DIRECTION: Find every line with the word "LESSON" and report how many there are, without any other text.

Data records:
######

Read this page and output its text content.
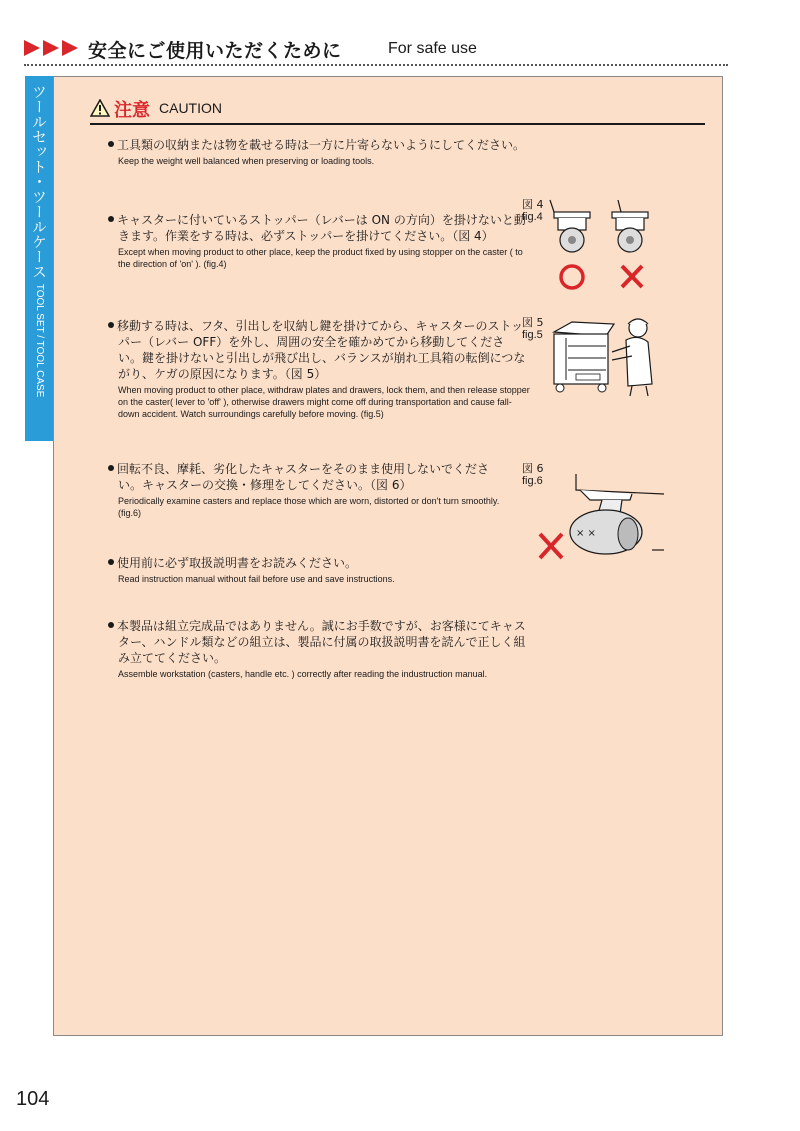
安全にご使用いただくために	For safe use
ツールセット・ツールケース TOOL SET / TOOL CASE
注意 CAUTION
工具類の収納または物を載せる時は一方に片寄らないようにしてください。
Keep the weight well balanced when preserving or loading tools.
キャスターに付いているストッパー（レバーは ON の方向）を掛けないと動きます。作業をする時は、必ずストッパーを掛けてください。（図 4）
Except when moving product to other place, keep the product fixed by using stopper on the caster ( to the direction of 'on' ). (fig.4)
移動する時は、フタ、引出しを収納し鍵を掛けてから、キャスターのストッパー（レバー OFF）を外し、周囲の安全を確かめてから移動してください。鍵を掛けないと引出しが飛び出し、バランスが崩れ工具箱の転倒につながり、ケガの原因になります。（図 5）
When moving product to other place, withdraw plates and drawers, lock them, and then release stopper on the caster( lever to 'off' ), otherwise drawers might come off during transportation and cause fall-down accident. Watch surroundings carefully before moving. (fig.5)
回転不良、摩耗、劣化したキャスターをそのまま使用しないでください。キャスターの交換・修理をしてください。（図 6）
Periodically examine casters and replace those which are worn, distorted or don't turn smoothly. (fig.6)
使用前に必ず取扱説明書をお読みください。
Read instruction manual without fail before use and save instructions.
本製品は組立完成品ではありません。誠にお手数ですが、お客様にてキャスター、ハンドル類などの組立は、製品に付属の取扱説明書を読んで正しく組み立ててください。
Assemble workstation (casters, handle etc. ) correctly after reading the industruction manual.
図 4
fig.4
図 5
fig.5
図 6
fig.6
× ×
104
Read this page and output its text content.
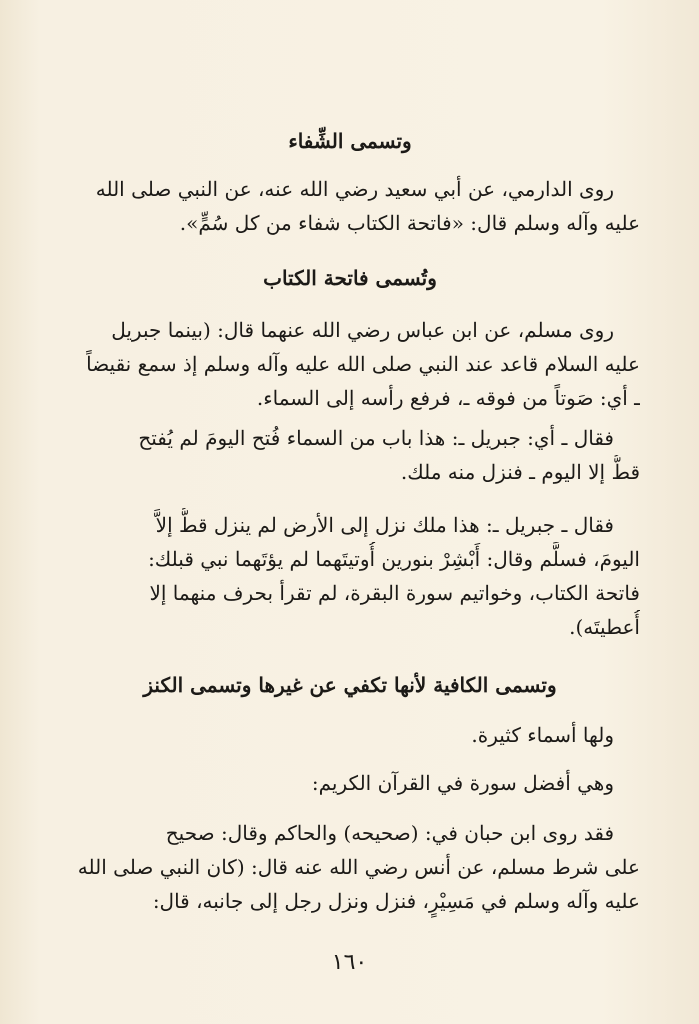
وتسمى الشِّفاء
روى الدارمي، عن أبي سعيد رضي الله عنه، عن النبي صلى الله
عليه وآله وسلم قال: «فاتحة الكتاب شفاء من كل سُمٍّ».
وتُسمى فاتحة الكتاب
روى مسلم، عن ابن عباس رضي الله عنهما قال: (بينما جبريل
عليه السلام قاعد عند النبي صلى الله عليه وآله وسلم إذ سمع نقيضاً
ـ أي: صَوتاً من فوقه ـ، فرفع رأسه إلى السماء.
فقال ـ أي: جبريل ـ: هذا باب من السماء فُتح اليومَ لم يُفتح
قطُّ إلا اليوم ـ فنزل منه ملك.
فقال ـ جبريل ـ: هذا ملك نزل إلى الأرض لم ينزل قطُّ إلاَّ
اليومَ، فسلَّم وقال: أَبْشِرْ بنورين أُوتيتَهما لم يؤتَهما نبي قبلك:
فاتحة الكتاب، وخواتيم سورة البقرة، لم تقرأ بحرف منهما إلا
أُعطيتَه).
وتسمى الكافية لأنها تكفي عن غيرها وتسمى الكنز
ولها أسماء كثيرة.
وهي أفضل سورة في القرآن الكريم:
فقد روى ابن حبان في: (صحيحه) والحاكم وقال: صحيح
على شرط مسلم، عن أنس رضي الله عنه قال: (كان النبي صلى الله
عليه وآله وسلم في مَسِيْرٍ، فنزل ونزل رجل إلى جانبه، قال:
١٦٠
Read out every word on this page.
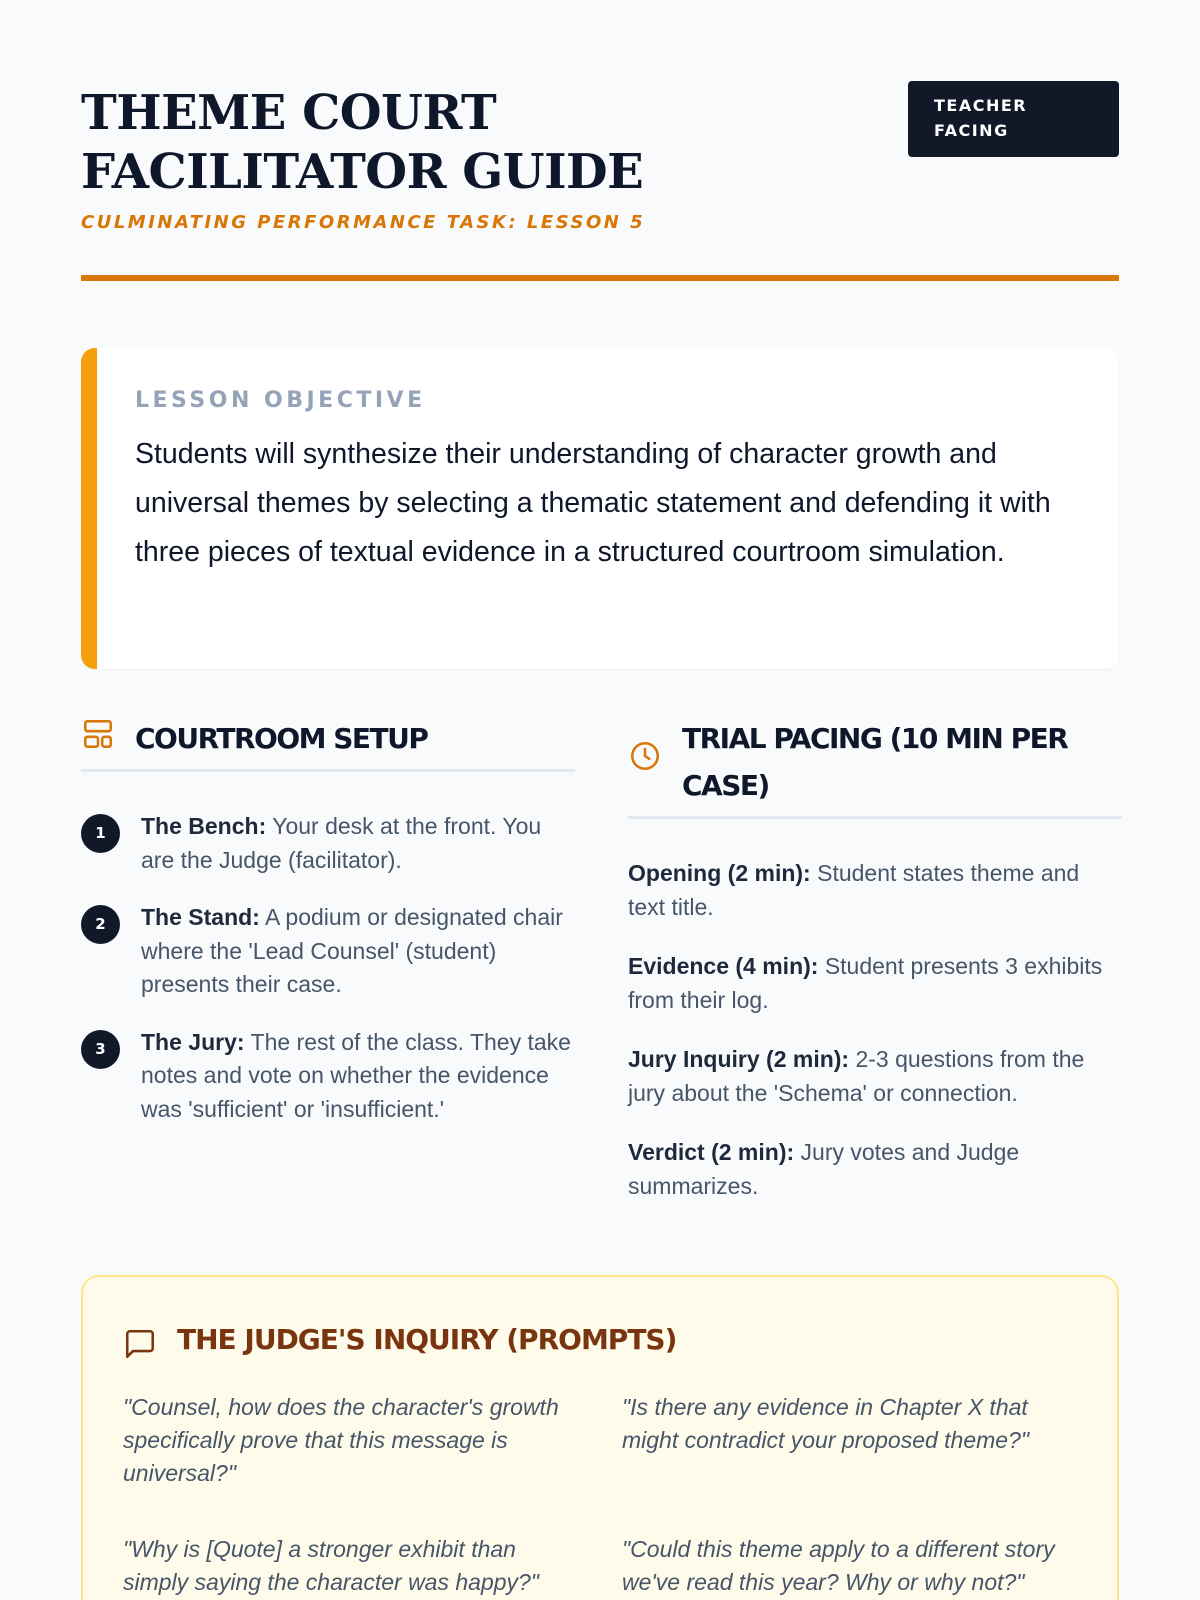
THEME COURT FACILITATOR GUIDE
CULMINATING PERFORMANCE TASK: LESSON 5
TEACHER FACING
LESSON OBJECTIVE

Students will synthesize their understanding of character growth and universal themes by selecting a thematic statement and defending it with three pieces of textual evidence in a structured courtroom simulation.

COURTROOM SETUP
1	The Bench: Your desk at the front. You are the Judge (facilitator).
2	The Stand: A podium or designated chair where the 'Lead Counsel' (student) presents their case.
3	The Jury: The rest of the class. They take notes and vote on whether the evidence was 'sufficient' or 'insufficient.'
TRIAL PACING (10 MIN PER CASE)

Opening (2 min): Student states theme and text title.

Evidence (4 min): Student presents 3 exhibits from their log.

Jury Inquiry (2 min): 2-3 questions from the jury about the 'Schema' or connection.

Verdict (2 min): Jury votes and Judge summarizes.

THE JUDGE'S INQUIRY (PROMPTS)

"Counsel, how does the character's growth specifically prove that this message is universal?"

"Is there any evidence in Chapter X that might contradict your proposed theme?"

"Why is [Quote] a stronger exhibit than simply saying the character was happy?"

"Could this theme apply to a different story we've read this year? Why or why not?"
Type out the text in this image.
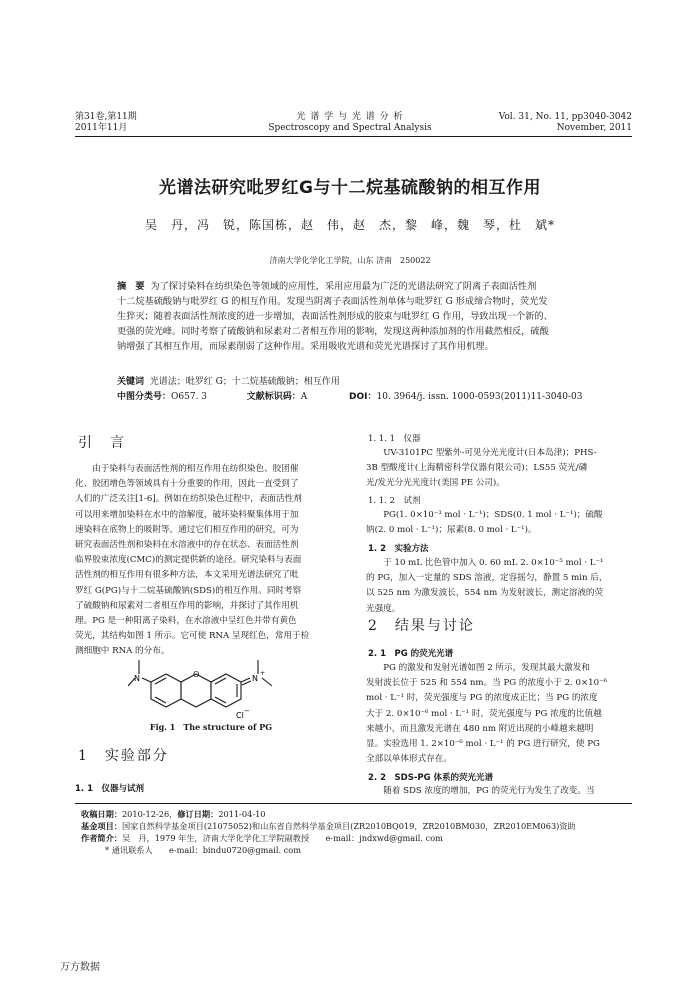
第31卷,第11期
2011年11月
光 谱 学 与 光 谱 分 析
Spectroscopy and Spectral Analysis
Vol. 31, No. 11, pp3040-3042
November, 2011
光谱法研究吡罗红G与十二烷基硫酸钠的相互作用
吴　丹，冯　锐，陈国栋，赵　伟，赵　杰，黎　峰，魏　琴，杜　斌*
济南大学化学化工学院，山东 济南　250022
摘　要 为了探讨染料在纺织染色等领域的应用性，采用应用最为广泛的光谱法研究了阴离子表面活性剂
十二烷基硫酸钠与吡罗红 G 的相互作用。发现当阴离子表面活性剂单体与吡罗红 G 形成缔合物时，荧光发
生猝灭；随着表面活性剂浓度的进一步增加，表面活性剂形成的胶束与吡罗红 G 作用，导致出现一个新的、
更强的荧光峰。同时考察了硫酸钠和尿素对二者相互作用的影响，发现这两种添加剂的作用截然相反，硫酸
钠增强了其相互作用，而尿素削弱了这种作用。采用吸收光谱和荧光光谱探讨了其作用机理。
关键词 光谱法；吡罗红 G；十二烷基硫酸钠；相互作用
中图分类号：O657. 3	文献标识码：A	DOI：10. 3964/j. issn. 1000-0593(2011)11-3040-03
引　言
由于染料与表面活性剂的相互作用在纺织染色、胶团催
化、胶团增色等领域具有十分重要的作用，因此一直受到了
人们的广泛关注[1-6]。例如在纺织染色过程中，表面活性剂
可以用来增加染料在水中的溶解度，破坏染料聚集体用于加
速染料在底物上的吸附等。通过它们相互作用的研究，可为
研究表面活性剂和染料在水溶液中的存在状态、表面活性剂
临界胶束浓度(CMC)的测定提供新的途径。研究染料与表面
活性剂的相互作用有很多种方法，本文采用光谱法研究了吡
罗红 G(PG)与十二烷基硫酸钠(SDS)的相互作用。同时考察
了硫酸钠和尿素对二者相互作用的影响，并探讨了其作用机
理。PG 是一种阳离子染料，在水溶液中呈红色并带有黄色
荧光，其结构如图 1 所示。它可使 RNA 呈现红色，常用于检
测细胞中 RNA 的分布。
N	N
+
O
Cl −
Fig. 1　The structure of PG
1　实验部分
1. 1　仪器与试剂
1. 1. 1　仪器
UV-3101PC 型紫外-可见分光光度计(日本岛津)；PHS-
3B 型酸度计(上海精密科学仪器有限公司)；LS55 荧光/磷
光/发光分光光度计(美国 PE 公司)。
1. 1. 2　试剂
PG(1. 0×10⁻³ mol · L⁻¹)；SDS(0. 1 mol · L⁻¹)；硫酸
钠(2. 0 mol · L⁻¹)；尿素(8. 0 mol · L⁻¹)。
1. 2　实验方法
于 10 mL 比色管中加入 0. 60 mL 2. 0×10⁻⁵ mol · L⁻¹
的 PG，加入一定量的 SDS 溶液，定容摇匀，静置 5 min 后，
以 525 nm 为激发波长，554 nm 为发射波长，测定溶液的荧
光强度。
2　结果与讨论
2. 1　PG 的荧光光谱
PG 的激发和发射光谱如图 2 所示，发现其最大激发和
发射波长位于 525 和 554 nm。当 PG 的浓度小于 2. 0×10⁻⁶
mol · L⁻¹ 时，荧光强度与 PG 的浓度成正比；当 PG 的浓度
大于 2. 0×10⁻⁶ mol · L⁻¹ 时，荧光强度与 PG 浓度的比值越
来越小，而且激发光谱在 480 nm 附近出现的小峰越来越明
显。实验选用 1. 2×10⁻⁶ mol · L⁻¹ 的 PG 进行研究，使 PG
全部以单体形式存在。
2. 2　SDS-PG 体系的荧光光谱
随着 SDS 浓度的增加，PG 的荧光行为发生了改变。当
收稿日期：2010-12-26，修订日期：2011-04-10
基金项目：国家自然科学基金项目(21075052)和山东省自然科学基金项目(ZR2010BQ019，ZR2010BM030，ZR2010EM063)资助
作者简介：吴　丹，1979 年生，济南大学化学化工学院副教授　　e-mail：jndxwd@gmail. com
* 通讯联系人　　e-mail：bindu0720@gmail. com
万方数据
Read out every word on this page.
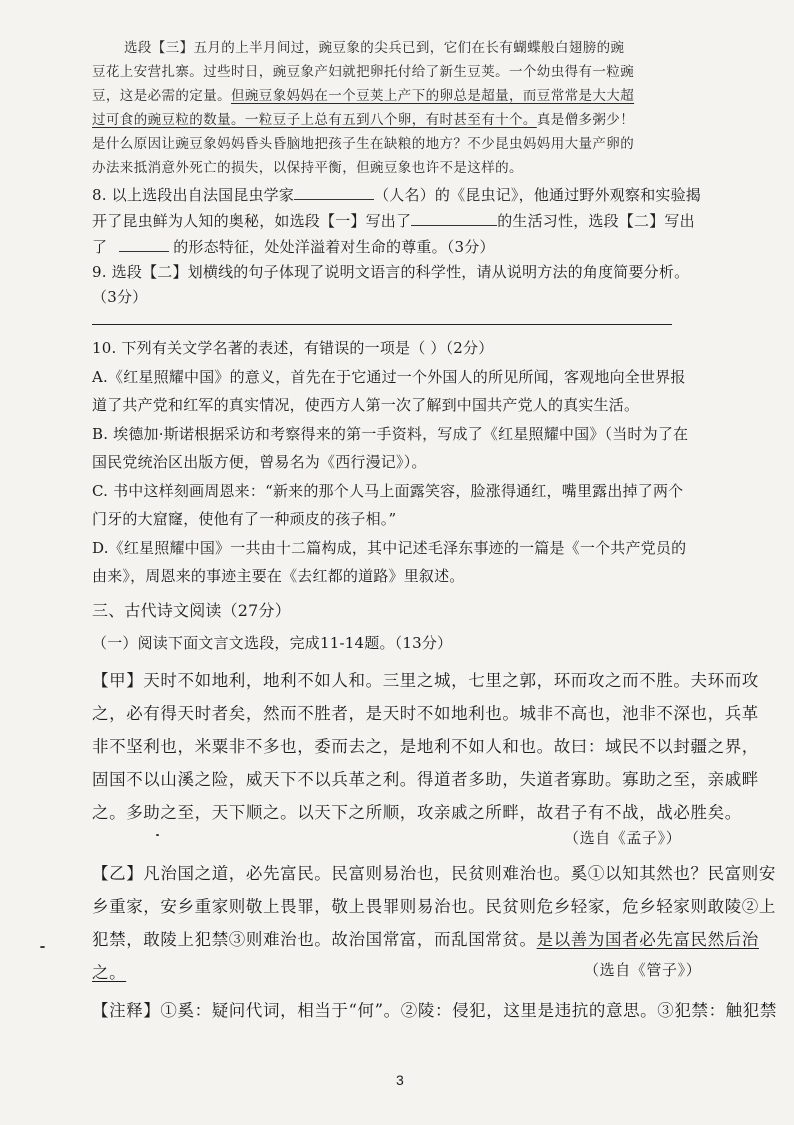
选段【三】五月的上半月间过，豌豆象的尖兵已到，它们在长有蝴蝶般白翅膀的豌
豆花上安营扎寨。过些时日，豌豆象产妇就把卵托付给了新生豆荚。一个幼虫得有一粒豌
豆，这是必需的定量。但豌豆象妈妈在一个豆荚上产下的卵总是超量，而豆常常是大大超
过可食的豌豆粒的数量。一粒豆子上总有五到八个卵，有时甚至有十个。真是僧多粥少！
是什么原因让豌豆象妈妈昏头昏脑地把孩子生在缺粮的地方？不少昆虫妈妈用大量产卵的
办法来抵消意外死亡的损失，以保持平衡，但豌豆象也许不是这样的。
8. 以上选段出自法国昆虫学家	（人名）的《昆虫记》，他通过野外观察和实验揭
开了昆虫鲜为人知的奥秘，如选段【一】写出了	的生活习性，选段【二】写出
了	的形态特征，处处洋溢着对生命的尊重。（3分）
9. 选段【二】划横线的句子体现了说明文语言的科学性，请从说明方法的角度简要分析。
（3分）
10. 下列有关文学名著的表述，有错误的一项是（ ）（2分）
A.《红星照耀中国》的意义，首先在于它通过一个外国人的所见所闻，客观地向全世界报
道了共产党和红军的真实情况，使西方人第一次了解到中国共产党人的真实生活。
B. 埃德加·斯诺根据采访和考察得来的第一手资料，写成了《红星照耀中国》（当时为了在
国民党统治区出版方便，曾易名为《西行漫记》）。
C. 书中这样刻画周恩来：“新来的那个人马上面露笑容，脸涨得通红，嘴里露出掉了两个
门牙的大窟窿，使他有了一种顽皮的孩子相。”
D.《红星照耀中国》一共由十二篇构成，其中记述毛泽东事迹的一篇是《一个共产党员的
由来》，周恩来的事迹主要在《去红都的道路》里叙述。
三、古代诗文阅读（27分）
（一）阅读下面文言文选段，完成11-14题。（13分）
【甲】天时不如地利，地利不如人和。三里之城，七里之郭，环而攻之而不胜。夫环而攻
之，必有得天时者矣，然而不胜者，是天时不如地利也。城非不高也，池非不深也，兵革
非不坚利也，米粟非不多也，委而去之，是地利不如人和也。故曰：域民不以封疆之界，
固国不以山溪之险，威天下不以兵革之利。得道者多助，失道者寡助。寡助之至，亲戚畔
之。多助之至，天下顺之。以天下之所顺，攻亲戚之所畔，故君子有不战，战必胜矣。
（选自《孟子》）
【乙】凡治国之道，必先富民。民富则易治也，民贫则难治也。奚①以知其然也？民富则安
乡重家，安乡重家则敬上畏罪，敬上畏罪则易治也。民贫则危乡轻家，危乡轻家则敢陵②上
犯禁，敢陵上犯禁③则难治也。故治国常富，而乱国常贫。是以善为国者必先富民然后治
之。	（选自《管子》）
【注释】①奚：疑问代词，相当于“何”。②陵：侵犯，这里是违抗的意思。③犯禁：触犯禁
3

######

SOLUTION FOR THIS EXERCISE: 2